▶ **MATERIAL SHOWN**
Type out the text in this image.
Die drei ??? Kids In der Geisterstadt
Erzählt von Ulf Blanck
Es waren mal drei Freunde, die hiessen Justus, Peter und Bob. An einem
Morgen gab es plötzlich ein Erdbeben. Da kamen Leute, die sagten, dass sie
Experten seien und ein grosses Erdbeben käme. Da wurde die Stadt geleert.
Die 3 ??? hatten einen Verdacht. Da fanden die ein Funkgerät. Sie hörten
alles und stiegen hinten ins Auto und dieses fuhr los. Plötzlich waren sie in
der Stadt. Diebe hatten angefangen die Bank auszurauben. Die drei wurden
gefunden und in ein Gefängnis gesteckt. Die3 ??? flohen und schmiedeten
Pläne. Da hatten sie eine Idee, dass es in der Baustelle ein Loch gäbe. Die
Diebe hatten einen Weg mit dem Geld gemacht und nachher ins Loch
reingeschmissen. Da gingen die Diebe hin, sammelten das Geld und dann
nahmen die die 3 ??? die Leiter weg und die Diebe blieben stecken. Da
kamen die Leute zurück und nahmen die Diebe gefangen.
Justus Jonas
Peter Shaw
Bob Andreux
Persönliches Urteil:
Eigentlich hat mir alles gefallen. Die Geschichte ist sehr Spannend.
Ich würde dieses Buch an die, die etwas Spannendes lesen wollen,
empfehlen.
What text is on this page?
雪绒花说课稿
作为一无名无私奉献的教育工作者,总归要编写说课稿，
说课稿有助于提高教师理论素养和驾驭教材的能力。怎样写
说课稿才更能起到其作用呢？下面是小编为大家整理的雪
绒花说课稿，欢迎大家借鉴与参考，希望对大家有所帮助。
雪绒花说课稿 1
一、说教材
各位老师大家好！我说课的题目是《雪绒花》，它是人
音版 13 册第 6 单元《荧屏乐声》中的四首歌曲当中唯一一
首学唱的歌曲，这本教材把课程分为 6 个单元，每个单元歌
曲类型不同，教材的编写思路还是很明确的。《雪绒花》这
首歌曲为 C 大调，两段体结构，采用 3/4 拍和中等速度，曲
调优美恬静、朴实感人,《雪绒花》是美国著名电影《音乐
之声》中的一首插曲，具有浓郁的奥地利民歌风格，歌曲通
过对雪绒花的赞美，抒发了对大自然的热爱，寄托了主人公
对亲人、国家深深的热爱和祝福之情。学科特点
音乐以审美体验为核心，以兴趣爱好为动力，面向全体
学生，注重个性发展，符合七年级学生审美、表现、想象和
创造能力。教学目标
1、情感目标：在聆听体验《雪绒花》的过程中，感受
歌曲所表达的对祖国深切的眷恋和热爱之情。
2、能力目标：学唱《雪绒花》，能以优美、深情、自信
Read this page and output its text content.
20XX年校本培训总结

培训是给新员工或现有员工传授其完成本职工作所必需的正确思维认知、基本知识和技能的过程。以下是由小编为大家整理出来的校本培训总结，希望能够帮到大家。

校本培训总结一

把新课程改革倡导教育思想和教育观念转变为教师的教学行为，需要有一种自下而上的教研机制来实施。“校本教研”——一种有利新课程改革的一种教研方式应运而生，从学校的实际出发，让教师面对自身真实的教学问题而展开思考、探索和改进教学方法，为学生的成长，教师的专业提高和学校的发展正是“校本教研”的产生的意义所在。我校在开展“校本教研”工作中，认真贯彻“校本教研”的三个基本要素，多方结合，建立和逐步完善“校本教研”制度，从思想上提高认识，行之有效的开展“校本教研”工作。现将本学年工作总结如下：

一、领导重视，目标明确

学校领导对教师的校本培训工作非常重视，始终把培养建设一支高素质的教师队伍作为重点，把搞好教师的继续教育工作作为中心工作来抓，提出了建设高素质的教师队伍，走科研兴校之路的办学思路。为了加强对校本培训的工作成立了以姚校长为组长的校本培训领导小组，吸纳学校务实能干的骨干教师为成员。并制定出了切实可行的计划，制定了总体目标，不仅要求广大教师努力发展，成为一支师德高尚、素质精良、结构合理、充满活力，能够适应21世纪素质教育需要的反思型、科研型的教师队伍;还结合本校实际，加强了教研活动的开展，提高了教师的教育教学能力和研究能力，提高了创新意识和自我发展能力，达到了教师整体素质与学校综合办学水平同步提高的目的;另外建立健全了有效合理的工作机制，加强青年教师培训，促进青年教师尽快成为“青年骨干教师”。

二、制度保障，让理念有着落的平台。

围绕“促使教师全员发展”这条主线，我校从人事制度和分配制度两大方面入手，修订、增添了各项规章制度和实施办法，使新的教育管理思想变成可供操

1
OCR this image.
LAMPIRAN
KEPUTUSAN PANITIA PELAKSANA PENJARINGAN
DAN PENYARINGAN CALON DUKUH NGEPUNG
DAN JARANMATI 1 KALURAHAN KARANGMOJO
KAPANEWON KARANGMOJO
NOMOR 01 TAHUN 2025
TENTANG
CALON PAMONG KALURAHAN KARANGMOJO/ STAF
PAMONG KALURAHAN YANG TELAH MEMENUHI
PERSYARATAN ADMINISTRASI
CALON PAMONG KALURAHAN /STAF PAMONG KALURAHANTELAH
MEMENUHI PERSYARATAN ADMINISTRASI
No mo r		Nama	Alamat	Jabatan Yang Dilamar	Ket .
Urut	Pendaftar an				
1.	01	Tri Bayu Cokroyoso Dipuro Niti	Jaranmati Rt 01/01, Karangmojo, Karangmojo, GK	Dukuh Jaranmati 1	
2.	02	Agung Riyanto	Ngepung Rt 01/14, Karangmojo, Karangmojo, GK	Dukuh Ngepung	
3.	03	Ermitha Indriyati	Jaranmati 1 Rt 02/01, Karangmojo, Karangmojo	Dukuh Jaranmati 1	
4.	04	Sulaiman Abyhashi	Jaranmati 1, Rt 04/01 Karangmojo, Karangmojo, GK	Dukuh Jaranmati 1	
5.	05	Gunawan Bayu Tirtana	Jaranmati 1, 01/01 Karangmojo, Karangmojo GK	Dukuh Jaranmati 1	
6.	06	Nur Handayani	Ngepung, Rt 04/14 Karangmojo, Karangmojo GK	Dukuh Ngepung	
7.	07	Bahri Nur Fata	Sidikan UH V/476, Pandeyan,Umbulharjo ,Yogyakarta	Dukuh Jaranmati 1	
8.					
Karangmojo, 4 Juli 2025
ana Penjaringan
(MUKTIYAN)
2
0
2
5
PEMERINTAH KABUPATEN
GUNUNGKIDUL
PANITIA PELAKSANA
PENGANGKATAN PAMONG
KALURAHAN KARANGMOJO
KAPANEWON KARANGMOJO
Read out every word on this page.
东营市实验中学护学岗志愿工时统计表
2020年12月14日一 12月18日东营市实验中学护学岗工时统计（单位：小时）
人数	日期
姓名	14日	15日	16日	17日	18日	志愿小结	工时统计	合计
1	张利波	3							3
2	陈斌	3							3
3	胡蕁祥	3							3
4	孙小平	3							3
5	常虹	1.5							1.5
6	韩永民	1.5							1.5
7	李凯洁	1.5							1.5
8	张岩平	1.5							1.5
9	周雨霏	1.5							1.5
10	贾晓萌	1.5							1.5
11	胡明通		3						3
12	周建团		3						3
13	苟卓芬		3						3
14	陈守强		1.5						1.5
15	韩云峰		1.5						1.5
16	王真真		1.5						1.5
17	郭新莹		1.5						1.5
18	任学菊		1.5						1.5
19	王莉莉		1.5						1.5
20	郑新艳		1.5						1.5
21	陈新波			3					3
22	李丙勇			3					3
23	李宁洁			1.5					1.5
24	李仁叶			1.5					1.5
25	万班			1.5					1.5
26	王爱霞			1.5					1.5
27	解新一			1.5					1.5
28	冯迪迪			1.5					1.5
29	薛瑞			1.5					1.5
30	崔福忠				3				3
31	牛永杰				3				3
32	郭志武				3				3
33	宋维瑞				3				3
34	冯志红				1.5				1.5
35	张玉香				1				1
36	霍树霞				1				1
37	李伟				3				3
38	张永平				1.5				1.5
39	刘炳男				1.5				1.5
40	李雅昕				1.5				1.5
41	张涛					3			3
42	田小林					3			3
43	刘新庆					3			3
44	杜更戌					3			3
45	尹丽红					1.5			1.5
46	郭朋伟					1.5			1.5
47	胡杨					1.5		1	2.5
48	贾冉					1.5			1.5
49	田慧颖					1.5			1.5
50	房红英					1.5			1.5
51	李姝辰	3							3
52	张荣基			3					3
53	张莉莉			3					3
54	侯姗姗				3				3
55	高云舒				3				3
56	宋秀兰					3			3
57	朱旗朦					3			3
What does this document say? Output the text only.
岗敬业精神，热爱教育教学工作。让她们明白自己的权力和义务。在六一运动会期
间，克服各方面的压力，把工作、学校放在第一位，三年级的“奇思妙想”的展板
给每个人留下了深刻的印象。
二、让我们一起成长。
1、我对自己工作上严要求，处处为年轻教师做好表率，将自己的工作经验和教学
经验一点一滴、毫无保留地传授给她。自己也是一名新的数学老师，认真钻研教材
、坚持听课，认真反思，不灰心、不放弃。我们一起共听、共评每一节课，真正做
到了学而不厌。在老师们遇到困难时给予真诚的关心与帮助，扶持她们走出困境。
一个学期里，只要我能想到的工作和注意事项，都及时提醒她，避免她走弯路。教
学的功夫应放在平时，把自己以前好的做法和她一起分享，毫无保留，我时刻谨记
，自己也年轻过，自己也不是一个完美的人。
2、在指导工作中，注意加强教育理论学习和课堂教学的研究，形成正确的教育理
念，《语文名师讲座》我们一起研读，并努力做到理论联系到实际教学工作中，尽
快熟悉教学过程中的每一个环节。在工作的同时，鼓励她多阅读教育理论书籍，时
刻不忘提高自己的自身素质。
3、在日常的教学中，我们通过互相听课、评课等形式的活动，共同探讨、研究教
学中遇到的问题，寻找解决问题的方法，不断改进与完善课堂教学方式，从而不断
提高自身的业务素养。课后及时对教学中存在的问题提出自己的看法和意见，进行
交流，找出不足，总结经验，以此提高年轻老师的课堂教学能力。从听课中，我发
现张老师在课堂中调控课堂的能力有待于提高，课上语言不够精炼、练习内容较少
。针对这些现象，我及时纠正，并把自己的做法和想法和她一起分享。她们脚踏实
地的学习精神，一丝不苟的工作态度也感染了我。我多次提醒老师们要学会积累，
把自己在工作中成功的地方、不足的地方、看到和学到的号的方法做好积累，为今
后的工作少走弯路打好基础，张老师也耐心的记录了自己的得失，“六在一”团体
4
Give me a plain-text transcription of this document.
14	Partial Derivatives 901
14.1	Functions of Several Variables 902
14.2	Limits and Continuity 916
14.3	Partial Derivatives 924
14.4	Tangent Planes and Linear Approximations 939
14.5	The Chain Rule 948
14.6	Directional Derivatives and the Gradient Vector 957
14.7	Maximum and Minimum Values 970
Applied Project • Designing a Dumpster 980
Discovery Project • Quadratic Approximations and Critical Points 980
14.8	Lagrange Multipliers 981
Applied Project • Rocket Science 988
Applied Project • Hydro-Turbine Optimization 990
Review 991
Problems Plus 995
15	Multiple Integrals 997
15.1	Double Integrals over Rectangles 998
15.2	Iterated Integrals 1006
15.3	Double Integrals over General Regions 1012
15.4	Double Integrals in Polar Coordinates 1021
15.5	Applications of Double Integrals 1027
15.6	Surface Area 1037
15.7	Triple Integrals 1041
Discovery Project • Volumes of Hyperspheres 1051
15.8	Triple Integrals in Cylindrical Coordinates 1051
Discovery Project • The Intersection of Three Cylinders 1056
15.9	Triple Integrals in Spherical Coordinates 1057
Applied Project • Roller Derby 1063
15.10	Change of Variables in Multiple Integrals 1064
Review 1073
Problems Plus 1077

▶ **YOUR OBJECTIVE**
Of the lines in the listing, how many hold the word "PANITIA"? Nothing but the number is needed.

▶ **REPLY**
2